MATERIAL FOR THIS TASK:
=======

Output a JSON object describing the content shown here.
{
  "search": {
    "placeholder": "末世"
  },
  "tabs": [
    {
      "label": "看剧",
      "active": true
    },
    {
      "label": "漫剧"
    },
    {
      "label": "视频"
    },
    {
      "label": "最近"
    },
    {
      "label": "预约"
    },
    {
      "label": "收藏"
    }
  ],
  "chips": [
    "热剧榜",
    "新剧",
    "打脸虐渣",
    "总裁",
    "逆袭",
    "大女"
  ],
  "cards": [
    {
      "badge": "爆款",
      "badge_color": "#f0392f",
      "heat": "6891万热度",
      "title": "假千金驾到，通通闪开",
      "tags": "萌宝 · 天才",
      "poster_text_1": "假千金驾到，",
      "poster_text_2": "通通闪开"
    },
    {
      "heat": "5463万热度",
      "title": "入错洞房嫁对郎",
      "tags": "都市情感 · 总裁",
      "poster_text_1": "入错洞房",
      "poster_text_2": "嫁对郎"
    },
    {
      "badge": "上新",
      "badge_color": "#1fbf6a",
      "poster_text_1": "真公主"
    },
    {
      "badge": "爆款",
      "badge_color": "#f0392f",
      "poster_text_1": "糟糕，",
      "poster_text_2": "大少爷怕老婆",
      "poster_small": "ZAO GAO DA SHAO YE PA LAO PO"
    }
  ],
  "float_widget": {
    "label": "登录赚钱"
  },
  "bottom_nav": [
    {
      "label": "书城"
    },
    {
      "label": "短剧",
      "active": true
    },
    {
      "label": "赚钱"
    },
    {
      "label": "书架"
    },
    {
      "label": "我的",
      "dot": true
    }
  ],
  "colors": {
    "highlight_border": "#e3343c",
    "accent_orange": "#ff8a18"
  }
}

=======

WHAT TO DO: Look through the material above and pick out each line holding the word "label".

TASK ANSWER:
      "label": "看剧",
      "label": "漫剧"
      "label": "视频"
      "label": "最近"
      "label": "预约"
      "label": "收藏"
    "label": "登录赚钱"
      "label": "书城"
      "label": "短剧",
      "label": "赚钱"
      "label": "书架"
      "label": "我的",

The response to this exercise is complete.